**Written problem:**
Reproduce the data below, substituting "divorce-count-bar" for every occurrence of "divorces-bar" and leaving all other text unchanged.
=======
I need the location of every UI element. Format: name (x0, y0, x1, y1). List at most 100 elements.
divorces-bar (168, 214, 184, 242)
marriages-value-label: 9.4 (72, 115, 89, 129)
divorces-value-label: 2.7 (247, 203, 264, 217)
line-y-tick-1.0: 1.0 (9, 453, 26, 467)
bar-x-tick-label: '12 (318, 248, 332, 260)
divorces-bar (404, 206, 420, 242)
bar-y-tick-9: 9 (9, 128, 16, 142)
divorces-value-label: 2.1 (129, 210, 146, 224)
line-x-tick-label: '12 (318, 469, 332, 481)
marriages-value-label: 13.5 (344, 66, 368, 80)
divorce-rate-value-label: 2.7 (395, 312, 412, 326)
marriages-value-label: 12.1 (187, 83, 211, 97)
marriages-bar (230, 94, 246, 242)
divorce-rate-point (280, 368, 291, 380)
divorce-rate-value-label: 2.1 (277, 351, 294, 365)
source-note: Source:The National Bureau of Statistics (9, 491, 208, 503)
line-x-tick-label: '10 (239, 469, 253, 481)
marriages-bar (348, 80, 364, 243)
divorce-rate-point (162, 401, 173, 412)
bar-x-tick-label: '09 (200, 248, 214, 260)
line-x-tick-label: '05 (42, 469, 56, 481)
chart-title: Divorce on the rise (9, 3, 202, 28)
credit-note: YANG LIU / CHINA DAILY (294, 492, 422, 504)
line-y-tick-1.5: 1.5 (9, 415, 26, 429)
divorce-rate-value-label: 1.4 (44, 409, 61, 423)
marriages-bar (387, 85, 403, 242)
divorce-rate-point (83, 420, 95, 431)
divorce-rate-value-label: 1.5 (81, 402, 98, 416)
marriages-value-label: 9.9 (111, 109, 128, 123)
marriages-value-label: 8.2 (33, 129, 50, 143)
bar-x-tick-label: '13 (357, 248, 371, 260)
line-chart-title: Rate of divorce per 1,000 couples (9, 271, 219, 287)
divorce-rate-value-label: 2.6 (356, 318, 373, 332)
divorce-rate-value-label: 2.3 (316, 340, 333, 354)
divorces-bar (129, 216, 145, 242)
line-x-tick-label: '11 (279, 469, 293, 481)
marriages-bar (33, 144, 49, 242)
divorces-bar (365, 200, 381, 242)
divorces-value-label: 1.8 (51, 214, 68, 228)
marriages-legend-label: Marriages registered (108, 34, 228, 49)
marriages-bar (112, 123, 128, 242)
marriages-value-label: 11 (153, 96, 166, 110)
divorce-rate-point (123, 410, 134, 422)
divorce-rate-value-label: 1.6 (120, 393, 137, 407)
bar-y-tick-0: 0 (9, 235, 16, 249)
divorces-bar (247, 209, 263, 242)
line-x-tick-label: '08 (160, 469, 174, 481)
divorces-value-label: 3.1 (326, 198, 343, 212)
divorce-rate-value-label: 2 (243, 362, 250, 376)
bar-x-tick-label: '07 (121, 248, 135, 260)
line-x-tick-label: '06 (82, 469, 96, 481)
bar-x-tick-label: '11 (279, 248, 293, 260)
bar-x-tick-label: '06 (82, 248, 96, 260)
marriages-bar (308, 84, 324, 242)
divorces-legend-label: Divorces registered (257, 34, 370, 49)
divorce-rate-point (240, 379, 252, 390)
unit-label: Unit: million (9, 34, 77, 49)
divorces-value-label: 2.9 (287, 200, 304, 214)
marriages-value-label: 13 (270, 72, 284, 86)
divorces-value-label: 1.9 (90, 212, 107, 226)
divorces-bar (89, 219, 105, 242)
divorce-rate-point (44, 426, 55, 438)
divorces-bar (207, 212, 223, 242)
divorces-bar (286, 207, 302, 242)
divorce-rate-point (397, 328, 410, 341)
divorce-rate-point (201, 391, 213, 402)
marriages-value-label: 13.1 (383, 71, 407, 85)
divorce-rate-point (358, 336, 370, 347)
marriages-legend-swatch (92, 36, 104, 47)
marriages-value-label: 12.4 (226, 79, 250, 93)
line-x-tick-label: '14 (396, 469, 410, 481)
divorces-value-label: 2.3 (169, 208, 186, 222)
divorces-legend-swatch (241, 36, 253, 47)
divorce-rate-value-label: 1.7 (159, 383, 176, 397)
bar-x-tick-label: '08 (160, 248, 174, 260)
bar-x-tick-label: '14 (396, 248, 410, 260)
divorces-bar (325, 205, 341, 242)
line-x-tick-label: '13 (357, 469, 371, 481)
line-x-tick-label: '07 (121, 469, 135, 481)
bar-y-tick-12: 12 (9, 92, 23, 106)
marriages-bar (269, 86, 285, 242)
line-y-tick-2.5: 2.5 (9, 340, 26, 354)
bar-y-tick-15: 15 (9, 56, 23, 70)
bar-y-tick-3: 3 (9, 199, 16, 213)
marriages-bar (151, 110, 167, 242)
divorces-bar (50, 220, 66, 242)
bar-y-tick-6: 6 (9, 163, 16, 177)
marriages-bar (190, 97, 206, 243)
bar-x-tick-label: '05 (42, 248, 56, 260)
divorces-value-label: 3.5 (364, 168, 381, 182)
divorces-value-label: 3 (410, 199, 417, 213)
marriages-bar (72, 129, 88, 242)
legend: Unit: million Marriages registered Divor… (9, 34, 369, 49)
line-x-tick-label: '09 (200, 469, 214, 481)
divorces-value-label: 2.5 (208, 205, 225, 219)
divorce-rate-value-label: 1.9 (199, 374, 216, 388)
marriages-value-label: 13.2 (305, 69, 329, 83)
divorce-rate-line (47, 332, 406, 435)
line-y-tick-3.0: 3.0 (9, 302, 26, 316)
=======
**Result of the exercise:**
I need the location of every UI element. Format: name (x0, y0, x1, y1). List at most 100 elements.
divorce-count-bar (168, 214, 184, 242)
marriages-value-label: 9.4 (72, 115, 89, 129)
divorces-value-label: 2.7 (247, 203, 264, 217)
line-y-tick-1.0: 1.0 (9, 453, 26, 467)
bar-x-tick-label: '12 (318, 248, 332, 260)
divorce-count-bar (404, 206, 420, 242)
bar-y-tick-9: 9 (9, 128, 16, 142)
divorces-value-label: 2.1 (129, 210, 146, 224)
line-x-tick-label: '12 (318, 469, 332, 481)
marriages-value-label: 13.5 (344, 66, 368, 80)
divorce-rate-value-label: 2.7 (395, 312, 412, 326)
marriages-value-label: 12.1 (187, 83, 211, 97)
marriages-bar (230, 94, 246, 242)
divorce-rate-point (280, 368, 291, 380)
divorce-rate-value-label: 2.1 (277, 351, 294, 365)
source-note: Source:The National Bureau of Statistics (9, 491, 208, 503)
line-x-tick-label: '10 (239, 469, 253, 481)
marriages-bar (348, 80, 364, 243)
divorce-rate-point (162, 401, 173, 412)
bar-x-tick-label: '09 (200, 248, 214, 260)
line-x-tick-label: '05 (42, 469, 56, 481)
chart-title: Divorce on the rise (9, 3, 202, 28)
credit-note: YANG LIU / CHINA DAILY (294, 492, 422, 504)
line-y-tick-1.5: 1.5 (9, 415, 26, 429)
divorce-rate-value-label: 1.4 (44, 409, 61, 423)
marriages-bar (387, 85, 403, 242)
divorce-rate-point (83, 420, 95, 431)
divorce-rate-value-label: 1.5 (81, 402, 98, 416)
marriages-value-label: 9.9 (111, 109, 128, 123)
marriages-value-label: 8.2 (33, 129, 50, 143)
bar-x-tick-label: '13 (357, 248, 371, 260)
line-chart-title: Rate of divorce per 1,000 couples (9, 271, 219, 287)
divorce-rate-value-label: 2.6 (356, 318, 373, 332)
divorce-rate-value-label: 2.3 (316, 340, 333, 354)
divorce-count-bar (129, 216, 145, 242)
line-x-tick-label: '11 (279, 469, 293, 481)
marriages-bar (33, 144, 49, 242)
divorce-count-bar (365, 200, 381, 242)
divorces-value-label: 1.8 (51, 214, 68, 228)
marriages-legend-label: Marriages registered (108, 34, 228, 49)
marriages-bar (112, 123, 128, 242)
marriages-value-label: 11 (153, 96, 166, 110)
divorce-rate-point (123, 410, 134, 422)
divorce-rate-value-label: 1.6 (120, 393, 137, 407)
bar-y-tick-0: 0 (9, 235, 16, 249)
divorce-count-bar (247, 209, 263, 242)
line-x-tick-label: '08 (160, 469, 174, 481)
divorces-value-label: 3.1 (326, 198, 343, 212)
divorce-rate-value-label: 2 (243, 362, 250, 376)
bar-x-tick-label: '07 (121, 248, 135, 260)
line-x-tick-label: '06 (82, 469, 96, 481)
bar-x-tick-label: '11 (279, 248, 293, 260)
bar-x-tick-label: '06 (82, 248, 96, 260)
marriages-bar (308, 84, 324, 242)
divorces-legend-label: Divorces registered (257, 34, 370, 49)
divorce-rate-point (240, 379, 252, 390)
unit-label: Unit: million (9, 34, 77, 49)
divorces-value-label: 2.9 (287, 200, 304, 214)
marriages-value-label: 13 (270, 72, 284, 86)
divorces-value-label: 1.9 (90, 212, 107, 226)
divorce-count-bar (89, 219, 105, 242)
divorce-rate-point (44, 426, 55, 438)
divorce-count-bar (207, 212, 223, 242)
divorce-count-bar (286, 207, 302, 242)
divorce-rate-point (397, 328, 410, 341)
divorce-rate-point (201, 391, 213, 402)
marriages-value-label: 13.1 (383, 71, 407, 85)
divorce-rate-point (358, 336, 370, 347)
marriages-legend-swatch (92, 36, 104, 47)
marriages-value-label: 12.4 (226, 79, 250, 93)
line-x-tick-label: '14 (396, 469, 410, 481)
divorces-value-label: 2.3 (169, 208, 186, 222)
divorces-legend-swatch (241, 36, 253, 47)
divorce-rate-value-label: 1.7 (159, 383, 176, 397)
bar-x-tick-label: '08 (160, 248, 174, 260)
bar-x-tick-label: '14 (396, 248, 410, 260)
divorce-count-bar (325, 205, 341, 242)
line-x-tick-label: '13 (357, 469, 371, 481)
line-x-tick-label: '07 (121, 469, 135, 481)
bar-y-tick-12: 12 (9, 92, 23, 106)
marriages-bar (269, 86, 285, 242)
line-y-tick-2.5: 2.5 (9, 340, 26, 354)
bar-y-tick-15: 15 (9, 56, 23, 70)
bar-y-tick-3: 3 (9, 199, 16, 213)
marriages-bar (151, 110, 167, 242)
divorce-count-bar (50, 220, 66, 242)
bar-y-tick-6: 6 (9, 163, 16, 177)
marriages-bar (190, 97, 206, 243)
bar-x-tick-label: '05 (42, 248, 56, 260)
divorces-value-label: 3.5 (364, 168, 381, 182)
divorces-value-label: 3 (410, 199, 417, 213)
marriages-bar (72, 129, 88, 242)
legend: Unit: million Marriages registered Divor… (9, 34, 369, 49)
line-x-tick-label: '09 (200, 469, 214, 481)
divorces-value-label: 2.5 (208, 205, 225, 219)
divorce-rate-value-label: 1.9 (199, 374, 216, 388)
marriages-value-label: 13.2 (305, 69, 329, 83)
divorce-rate-line (47, 332, 406, 435)
line-y-tick-3.0: 3.0 (9, 302, 26, 316)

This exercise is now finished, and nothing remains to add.